* begin Data records *

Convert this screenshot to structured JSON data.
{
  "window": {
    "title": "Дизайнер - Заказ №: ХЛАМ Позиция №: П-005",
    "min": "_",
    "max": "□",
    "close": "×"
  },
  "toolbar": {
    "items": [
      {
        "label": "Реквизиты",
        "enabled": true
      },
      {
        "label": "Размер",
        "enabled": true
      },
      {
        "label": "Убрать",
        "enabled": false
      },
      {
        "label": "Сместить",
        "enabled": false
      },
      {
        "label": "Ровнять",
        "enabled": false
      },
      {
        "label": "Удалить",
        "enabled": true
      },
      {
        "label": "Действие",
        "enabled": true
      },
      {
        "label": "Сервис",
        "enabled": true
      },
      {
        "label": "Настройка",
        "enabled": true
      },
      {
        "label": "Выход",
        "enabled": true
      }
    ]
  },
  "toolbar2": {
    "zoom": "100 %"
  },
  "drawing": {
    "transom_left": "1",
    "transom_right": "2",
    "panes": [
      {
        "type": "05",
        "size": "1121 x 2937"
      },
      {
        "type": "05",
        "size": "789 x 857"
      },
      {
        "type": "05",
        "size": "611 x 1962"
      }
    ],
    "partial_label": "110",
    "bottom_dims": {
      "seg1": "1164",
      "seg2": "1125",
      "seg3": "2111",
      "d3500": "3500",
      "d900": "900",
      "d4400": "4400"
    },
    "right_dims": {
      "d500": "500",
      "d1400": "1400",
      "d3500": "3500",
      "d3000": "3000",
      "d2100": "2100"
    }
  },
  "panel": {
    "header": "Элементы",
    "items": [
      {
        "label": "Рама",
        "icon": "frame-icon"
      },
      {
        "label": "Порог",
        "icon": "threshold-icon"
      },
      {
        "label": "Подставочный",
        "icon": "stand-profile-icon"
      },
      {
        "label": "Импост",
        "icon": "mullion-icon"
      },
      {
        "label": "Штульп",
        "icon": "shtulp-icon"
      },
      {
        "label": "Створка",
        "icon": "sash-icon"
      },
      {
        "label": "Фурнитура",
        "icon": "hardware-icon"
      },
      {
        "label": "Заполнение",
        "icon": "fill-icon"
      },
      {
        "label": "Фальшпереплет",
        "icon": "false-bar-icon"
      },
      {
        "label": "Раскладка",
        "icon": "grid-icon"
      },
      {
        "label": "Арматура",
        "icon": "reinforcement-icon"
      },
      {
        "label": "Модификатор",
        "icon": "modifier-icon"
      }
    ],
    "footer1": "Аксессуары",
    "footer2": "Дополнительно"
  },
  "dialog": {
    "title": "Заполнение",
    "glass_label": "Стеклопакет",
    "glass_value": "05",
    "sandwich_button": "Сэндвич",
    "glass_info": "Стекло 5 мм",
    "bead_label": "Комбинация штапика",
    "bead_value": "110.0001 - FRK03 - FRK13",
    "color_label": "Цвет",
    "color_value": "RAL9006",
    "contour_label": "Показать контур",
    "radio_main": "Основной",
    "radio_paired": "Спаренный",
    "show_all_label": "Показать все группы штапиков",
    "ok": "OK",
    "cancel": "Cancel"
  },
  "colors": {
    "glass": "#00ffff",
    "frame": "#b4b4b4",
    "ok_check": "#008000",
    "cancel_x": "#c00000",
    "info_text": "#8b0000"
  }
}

* end Data records *

== Given task ==
Give the entries once more, exactly as they appear.

== Correct output ==
Convert this screenshot to structured JSON data.
{
  "window": {
    "title": "Дизайнер - Заказ №: ХЛАМ Позиция №: П-005",
    "min": "_",
    "max": "□",
    "close": "×"
  },
  "toolbar": {
    "items": [
      {
        "label": "Реквизиты",
        "enabled": true
      },
      {
        "label": "Размер",
        "enabled": true
      },
      {
        "label": "Убрать",
        "enabled": false
      },
      {
        "label": "Сместить",
        "enabled": false
      },
      {
        "label": "Ровнять",
        "enabled": false
      },
      {
        "label": "Удалить",
        "enabled": true
      },
      {
        "label": "Действие",
        "enabled": true
      },
      {
        "label": "Сервис",
        "enabled": true
      },
      {
        "label": "Настройка",
        "enabled": true
      },
      {
        "label": "Выход",
        "enabled": true
      }
    ]
  },
  "toolbar2": {
    "zoom": "100 %"
  },
  "drawing": {
    "transom_left": "1",
    "transom_right": "2",
    "panes": [
      {
        "type": "05",
        "size": "1121 x 2937"
      },
      {
        "type": "05",
        "size": "789 x 857"
      },
      {
        "type": "05",
        "size": "611 x 1962"
      }
    ],
    "partial_label": "110",
    "bottom_dims": {
      "seg1": "1164",
      "seg2": "1125",
      "seg3": "2111",
      "d3500": "3500",
      "d900": "900",
      "d4400": "4400"
    },
    "right_dims": {
      "d500": "500",
      "d1400": "1400",
      "d3500": "3500",
      "d3000": "3000",
      "d2100": "2100"
    }
  },
  "panel": {
    "header": "Элементы",
    "items": [
      {
        "label": "Рама",
        "icon": "frame-icon"
      },
      {
        "label": "Порог",
        "icon": "threshold-icon"
      },
      {
        "label": "Подставочный",
        "icon": "stand-profile-icon"
      },
      {
        "label": "Импост",
        "icon": "mullion-icon"
      },
      {
        "label": "Штульп",
        "icon": "shtulp-icon"
      },
      {
        "label": "Створка",
        "icon": "sash-icon"
      },
      {
        "label": "Фурнитура",
        "icon": "hardware-icon"
      },
      {
        "label": "Заполнение",
        "icon": "fill-icon"
      },
      {
        "label": "Фальшпереплет",
        "icon": "false-bar-icon"
      },
      {
        "label": "Раскладка",
        "icon": "grid-icon"
      },
      {
        "label": "Арматура",
        "icon": "reinforcement-icon"
      },
      {
        "label": "Модификатор",
        "icon": "modifier-icon"
      }
    ],
    "footer1": "Аксессуары",
    "footer2": "Дополнительно"
  },
  "dialog": {
    "title": "Заполнение",
    "glass_label": "Стеклопакет",
    "glass_value": "05",
    "sandwich_button": "Сэндвич",
    "glass_info": "Стекло 5 мм",
    "bead_label": "Комбинация штапика",
    "bead_value": "110.0001 - FRK03 - FRK13",
    "color_label": "Цвет",
    "color_value": "RAL9006",
    "contour_label": "Показать контур",
    "radio_main": "Основной",
    "radio_paired": "Спаренный",
    "show_all_label": "Показать все группы штапиков",
    "ok": "OK",
    "cancel": "Cancel"
  },
  "colors": {
    "glass": "#00ffff",
    "frame": "#b4b4b4",
    "ok_check": "#008000",
    "cancel_x": "#c00000",
    "info_text": "#8b0000"
  }
}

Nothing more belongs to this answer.